Written problem: Please write out the complete listing that follows, exactly as it reads.

start

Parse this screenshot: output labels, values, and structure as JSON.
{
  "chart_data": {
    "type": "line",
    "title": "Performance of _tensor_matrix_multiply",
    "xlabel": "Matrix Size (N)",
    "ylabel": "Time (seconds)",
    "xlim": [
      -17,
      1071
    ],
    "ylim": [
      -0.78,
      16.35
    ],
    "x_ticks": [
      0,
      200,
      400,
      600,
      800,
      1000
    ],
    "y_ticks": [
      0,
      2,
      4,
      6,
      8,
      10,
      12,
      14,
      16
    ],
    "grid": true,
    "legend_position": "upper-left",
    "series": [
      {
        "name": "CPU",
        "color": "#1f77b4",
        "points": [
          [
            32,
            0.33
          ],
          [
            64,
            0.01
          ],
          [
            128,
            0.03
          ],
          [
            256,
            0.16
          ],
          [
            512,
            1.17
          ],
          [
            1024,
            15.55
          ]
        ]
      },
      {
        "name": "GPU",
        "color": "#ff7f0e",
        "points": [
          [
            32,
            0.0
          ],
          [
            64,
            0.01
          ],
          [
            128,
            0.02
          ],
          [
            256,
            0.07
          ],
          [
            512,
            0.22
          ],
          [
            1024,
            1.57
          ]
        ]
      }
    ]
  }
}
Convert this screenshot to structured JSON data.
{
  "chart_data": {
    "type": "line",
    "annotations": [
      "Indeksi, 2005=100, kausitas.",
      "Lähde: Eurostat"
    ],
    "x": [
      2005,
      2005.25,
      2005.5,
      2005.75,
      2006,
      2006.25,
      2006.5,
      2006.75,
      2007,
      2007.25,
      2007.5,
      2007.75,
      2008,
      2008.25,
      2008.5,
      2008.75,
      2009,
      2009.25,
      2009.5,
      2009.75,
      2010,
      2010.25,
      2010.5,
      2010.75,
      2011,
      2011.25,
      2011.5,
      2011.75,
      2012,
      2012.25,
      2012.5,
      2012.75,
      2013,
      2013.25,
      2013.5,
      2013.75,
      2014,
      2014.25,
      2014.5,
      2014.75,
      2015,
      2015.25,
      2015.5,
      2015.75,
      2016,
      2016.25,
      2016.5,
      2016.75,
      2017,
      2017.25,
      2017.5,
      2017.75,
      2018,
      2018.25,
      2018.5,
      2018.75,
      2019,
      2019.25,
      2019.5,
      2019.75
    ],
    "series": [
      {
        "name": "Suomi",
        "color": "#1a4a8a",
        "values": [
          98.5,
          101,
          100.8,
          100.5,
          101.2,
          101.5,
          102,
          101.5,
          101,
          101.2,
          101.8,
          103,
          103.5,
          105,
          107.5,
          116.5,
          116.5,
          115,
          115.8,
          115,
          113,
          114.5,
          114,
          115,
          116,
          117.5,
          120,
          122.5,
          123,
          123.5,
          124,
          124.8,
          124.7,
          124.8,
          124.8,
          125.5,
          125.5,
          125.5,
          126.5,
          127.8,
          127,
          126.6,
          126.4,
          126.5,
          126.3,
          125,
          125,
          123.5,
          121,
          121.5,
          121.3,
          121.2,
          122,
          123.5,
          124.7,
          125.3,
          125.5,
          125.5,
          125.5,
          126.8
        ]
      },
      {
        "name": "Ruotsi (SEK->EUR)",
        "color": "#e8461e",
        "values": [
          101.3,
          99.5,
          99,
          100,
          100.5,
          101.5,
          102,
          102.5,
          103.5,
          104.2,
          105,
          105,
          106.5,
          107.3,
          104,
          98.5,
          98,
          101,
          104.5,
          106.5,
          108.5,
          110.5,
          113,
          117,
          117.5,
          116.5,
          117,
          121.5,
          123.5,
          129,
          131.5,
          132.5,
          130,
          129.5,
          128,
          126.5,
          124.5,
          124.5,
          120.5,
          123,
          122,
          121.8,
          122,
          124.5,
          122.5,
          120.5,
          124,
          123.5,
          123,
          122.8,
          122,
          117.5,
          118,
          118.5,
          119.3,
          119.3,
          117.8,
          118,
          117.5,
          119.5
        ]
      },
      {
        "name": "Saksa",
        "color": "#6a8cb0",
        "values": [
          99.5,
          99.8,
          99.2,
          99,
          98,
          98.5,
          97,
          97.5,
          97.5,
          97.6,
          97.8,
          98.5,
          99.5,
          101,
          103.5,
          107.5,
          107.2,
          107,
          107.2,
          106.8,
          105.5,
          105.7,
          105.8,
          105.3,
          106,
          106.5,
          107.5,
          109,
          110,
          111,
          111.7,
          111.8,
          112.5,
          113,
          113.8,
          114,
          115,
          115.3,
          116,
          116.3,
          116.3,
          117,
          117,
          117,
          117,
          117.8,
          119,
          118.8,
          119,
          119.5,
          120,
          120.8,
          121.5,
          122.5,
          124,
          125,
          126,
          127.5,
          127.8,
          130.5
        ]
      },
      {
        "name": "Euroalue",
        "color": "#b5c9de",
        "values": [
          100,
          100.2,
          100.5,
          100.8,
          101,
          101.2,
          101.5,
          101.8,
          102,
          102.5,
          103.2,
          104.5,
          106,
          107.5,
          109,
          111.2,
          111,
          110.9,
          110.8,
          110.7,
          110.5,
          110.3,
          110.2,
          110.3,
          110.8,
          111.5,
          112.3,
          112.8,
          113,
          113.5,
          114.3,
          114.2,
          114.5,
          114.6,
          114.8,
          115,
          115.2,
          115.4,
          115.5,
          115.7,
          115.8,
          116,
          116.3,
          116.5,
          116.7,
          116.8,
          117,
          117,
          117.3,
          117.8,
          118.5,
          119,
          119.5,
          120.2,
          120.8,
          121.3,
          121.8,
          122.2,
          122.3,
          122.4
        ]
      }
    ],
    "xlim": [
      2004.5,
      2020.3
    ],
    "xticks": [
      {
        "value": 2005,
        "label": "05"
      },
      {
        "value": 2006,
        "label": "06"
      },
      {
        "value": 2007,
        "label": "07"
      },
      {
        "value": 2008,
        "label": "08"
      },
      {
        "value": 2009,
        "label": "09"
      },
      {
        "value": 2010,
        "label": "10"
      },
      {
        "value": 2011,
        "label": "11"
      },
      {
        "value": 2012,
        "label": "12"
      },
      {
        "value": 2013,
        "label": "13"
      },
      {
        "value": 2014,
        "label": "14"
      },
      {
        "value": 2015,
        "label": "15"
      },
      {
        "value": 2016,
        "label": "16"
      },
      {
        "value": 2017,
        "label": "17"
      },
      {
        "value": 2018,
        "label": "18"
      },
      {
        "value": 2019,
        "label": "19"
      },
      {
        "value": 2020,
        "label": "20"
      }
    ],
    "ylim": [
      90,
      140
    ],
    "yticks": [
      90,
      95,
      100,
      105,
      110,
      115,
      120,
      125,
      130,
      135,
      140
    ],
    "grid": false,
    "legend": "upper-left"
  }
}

end

Complete response:
Parse this screenshot: output labels, values, and structure as JSON.
{
  "chart_data": {
    "type": "line",
    "title": "Performance of _tensor_matrix_multiply",
    "xlabel": "Matrix Size (N)",
    "ylabel": "Time (seconds)",
    "xlim": [
      -17,
      1071
    ],
    "ylim": [
      -0.78,
      16.35
    ],
    "x_ticks": [
      0,
      200,
      400,
      600,
      800,
      1000
    ],
    "y_ticks": [
      0,
      2,
      4,
      6,
      8,
      10,
      12,
      14,
      16
    ],
    "grid": true,
    "legend_position": "upper-left",
    "series": [
      {
        "name": "CPU",
        "color": "#1f77b4",
        "points": [
          [
            32,
            0.33
          ],
          [
            64,
            0.01
          ],
          [
            128,
            0.03
          ],
          [
            256,
            0.16
          ],
          [
            512,
            1.17
          ],
          [
            1024,
            15.55
          ]
        ]
      },
      {
        "name": "GPU",
        "color": "#ff7f0e",
        "points": [
          [
            32,
            0.0
          ],
          [
            64,
            0.01
          ],
          [
            128,
            0.02
          ],
          [
            256,
            0.07
          ],
          [
            512,
            0.22
          ],
          [
            1024,
            1.57
          ]
        ]
      }
    ]
  }
}
Convert this screenshot to structured JSON data.
{
  "chart_data": {
    "type": "line",
    "annotations": [
      "Indeksi, 2005=100, kausitas.",
      "Lähde: Eurostat"
    ],
    "x": [
      2005,
      2005.25,
      2005.5,
      2005.75,
      2006,
      2006.25,
      2006.5,
      2006.75,
      2007,
      2007.25,
      2007.5,
      2007.75,
      2008,
      2008.25,
      2008.5,
      2008.75,
      2009,
      2009.25,
      2009.5,
      2009.75,
      2010,
      2010.25,
      2010.5,
      2010.75,
      2011,
      2011.25,
      2011.5,
      2011.75,
      2012,
      2012.25,
      2012.5,
      2012.75,
      2013,
      2013.25,
      2013.5,
      2013.75,
      2014,
      2014.25,
      2014.5,
      2014.75,
      2015,
      2015.25,
      2015.5,
      2015.75,
      2016,
      2016.25,
      2016.5,
      2016.75,
      2017,
      2017.25,
      2017.5,
      2017.75,
      2018,
      2018.25,
      2018.5,
      2018.75,
      2019,
      2019.25,
      2019.5,
      2019.75
    ],
    "series": [
      {
        "name": "Suomi",
        "color": "#1a4a8a",
        "values": [
          98.5,
          101,
          100.8,
          100.5,
          101.2,
          101.5,
          102,
          101.5,
          101,
          101.2,
          101.8,
          103,
          103.5,
          105,
          107.5,
          116.5,
          116.5,
          115,
          115.8,
          115,
          113,
          114.5,
          114,
          115,
          116,
          117.5,
          120,
          122.5,
          123,
          123.5,
          124,
          124.8,
          124.7,
          124.8,
          124.8,
          125.5,
          125.5,
          125.5,
          126.5,
          127.8,
          127,
          126.6,
          126.4,
          126.5,
          126.3,
          125,
          125,
          123.5,
          121,
          121.5,
          121.3,
          121.2,
          122,
          123.5,
          124.7,
          125.3,
          125.5,
          125.5,
          125.5,
          126.8
        ]
      },
      {
        "name": "Ruotsi (SEK->EUR)",
        "color": "#e8461e",
        "values": [
          101.3,
          99.5,
          99,
          100,
          100.5,
          101.5,
          102,
          102.5,
          103.5,
          104.2,
          105,
          105,
          106.5,
          107.3,
          104,
          98.5,
          98,
          101,
          104.5,
          106.5,
          108.5,
          110.5,
          113,
          117,
          117.5,
          116.5,
          117,
          121.5,
          123.5,
          129,
          131.5,
          132.5,
          130,
          129.5,
          128,
          126.5,
          124.5,
          124.5,
          120.5,
          123,
          122,
          121.8,
          122,
          124.5,
          122.5,
          120.5,
          124,
          123.5,
          123,
          122.8,
          122,
          117.5,
          118,
          118.5,
          119.3,
          119.3,
          117.8,
          118,
          117.5,
          119.5
        ]
      },
      {
        "name": "Saksa",
        "color": "#6a8cb0",
        "values": [
          99.5,
          99.8,
          99.2,
          99,
          98,
          98.5,
          97,
          97.5,
          97.5,
          97.6,
          97.8,
          98.5,
          99.5,
          101,
          103.5,
          107.5,
          107.2,
          107,
          107.2,
          106.8,
          105.5,
          105.7,
          105.8,
          105.3,
          106,
          106.5,
          107.5,
          109,
          110,
          111,
          111.7,
          111.8,
          112.5,
          113,
          113.8,
          114,
          115,
          115.3,
          116,
          116.3,
          116.3,
          117,
          117,
          117,
          117,
          117.8,
          119,
          118.8,
          119,
          119.5,
          120,
          120.8,
          121.5,
          122.5,
          124,
          125,
          126,
          127.5,
          127.8,
          130.5
        ]
      },
      {
        "name": "Euroalue",
        "color": "#b5c9de",
        "values": [
          100,
          100.2,
          100.5,
          100.8,
          101,
          101.2,
          101.5,
          101.8,
          102,
          102.5,
          103.2,
          104.5,
          106,
          107.5,
          109,
          111.2,
          111,
          110.9,
          110.8,
          110.7,
          110.5,
          110.3,
          110.2,
          110.3,
          110.8,
          111.5,
          112.3,
          112.8,
          113,
          113.5,
          114.3,
          114.2,
          114.5,
          114.6,
          114.8,
          115,
          115.2,
          115.4,
          115.5,
          115.7,
          115.8,
          116,
          116.3,
          116.5,
          116.7,
          116.8,
          117,
          117,
          117.3,
          117.8,
          118.5,
          119,
          119.5,
          120.2,
          120.8,
          121.3,
          121.8,
          122.2,
          122.3,
          122.4
        ]
      }
    ],
    "xlim": [
      2004.5,
      2020.3
    ],
    "xticks": [
      {
        "value": 2005,
        "label": "05"
      },
      {
        "value": 2006,
        "label": "06"
      },
      {
        "value": 2007,
        "label": "07"
      },
      {
        "value": 2008,
        "label": "08"
      },
      {
        "value": 2009,
        "label": "09"
      },
      {
        "value": 2010,
        "label": "10"
      },
      {
        "value": 2011,
        "label": "11"
      },
      {
        "value": 2012,
        "label": "12"
      },
      {
        "value": 2013,
        "label": "13"
      },
      {
        "value": 2014,
        "label": "14"
      },
      {
        "value": 2015,
        "label": "15"
      },
      {
        "value": 2016,
        "label": "16"
      },
      {
        "value": 2017,
        "label": "17"
      },
      {
        "value": 2018,
        "label": "18"
      },
      {
        "value": 2019,
        "label": "19"
      },
      {
        "value": 2020,
        "label": "20"
      }
    ],
    "ylim": [
      90,
      140
    ],
    "yticks": [
      90,
      95,
      100,
      105,
      110,
      115,
      120,
      125,
      130,
      135,
      140
    ],
    "grid": false,
    "legend": "upper-left"
  }
}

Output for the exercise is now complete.